§ REQUIRED WORK: Each record below should appear again exactly as written.

§ MATERIAL FOR THIS TASK:
START

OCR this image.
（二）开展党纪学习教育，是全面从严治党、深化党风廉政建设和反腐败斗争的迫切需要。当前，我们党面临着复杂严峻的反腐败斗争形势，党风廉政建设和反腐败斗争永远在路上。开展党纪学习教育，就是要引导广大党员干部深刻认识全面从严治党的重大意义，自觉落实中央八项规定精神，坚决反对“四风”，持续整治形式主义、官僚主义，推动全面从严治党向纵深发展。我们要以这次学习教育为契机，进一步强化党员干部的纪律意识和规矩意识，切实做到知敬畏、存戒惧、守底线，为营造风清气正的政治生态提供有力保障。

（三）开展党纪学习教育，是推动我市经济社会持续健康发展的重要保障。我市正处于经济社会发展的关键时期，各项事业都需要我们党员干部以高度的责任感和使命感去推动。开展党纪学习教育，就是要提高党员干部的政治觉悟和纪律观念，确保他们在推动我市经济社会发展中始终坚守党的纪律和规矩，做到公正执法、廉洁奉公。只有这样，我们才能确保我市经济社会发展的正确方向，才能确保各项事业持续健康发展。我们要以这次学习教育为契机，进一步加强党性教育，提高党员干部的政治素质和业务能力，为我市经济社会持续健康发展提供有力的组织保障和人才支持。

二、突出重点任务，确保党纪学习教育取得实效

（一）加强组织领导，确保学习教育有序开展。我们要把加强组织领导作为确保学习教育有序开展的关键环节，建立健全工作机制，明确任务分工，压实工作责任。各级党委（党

END

§ FINISHED EXERCISE:
OCR this image.
（二）开展党纪学习教育，是全面从严治党、深化党风廉政建设和反腐败斗争的迫切需要。当前，我们党面临着复杂严峻的反腐败斗争形势，党风廉政建设和反腐败斗争永远在路上。开展党纪学习教育，就是要引导广大党员干部深刻认识全面从严治党的重大意义，自觉落实中央八项规定精神，坚决反对“四风”，持续整治形式主义、官僚主义，推动全面从严治党向纵深发展。我们要以这次学习教育为契机，进一步强化党员干部的纪律意识和规矩意识，切实做到知敬畏、存戒惧、守底线，为营造风清气正的政治生态提供有力保障。

（三）开展党纪学习教育，是推动我市经济社会持续健康发展的重要保障。我市正处于经济社会发展的关键时期，各项事业都需要我们党员干部以高度的责任感和使命感去推动。开展党纪学习教育，就是要提高党员干部的政治觉悟和纪律观念，确保他们在推动我市经济社会发展中始终坚守党的纪律和规矩，做到公正执法、廉洁奉公。只有这样，我们才能确保我市经济社会发展的正确方向，才能确保各项事业持续健康发展。我们要以这次学习教育为契机，进一步加强党性教育，提高党员干部的政治素质和业务能力，为我市经济社会持续健康发展提供有力的组织保障和人才支持。

二、突出重点任务，确保党纪学习教育取得实效

（一）加强组织领导，确保学习教育有序开展。我们要把加强组织领导作为确保学习教育有序开展的关键环节，建立健全工作机制，明确任务分工，压实工作责任。各级党委（党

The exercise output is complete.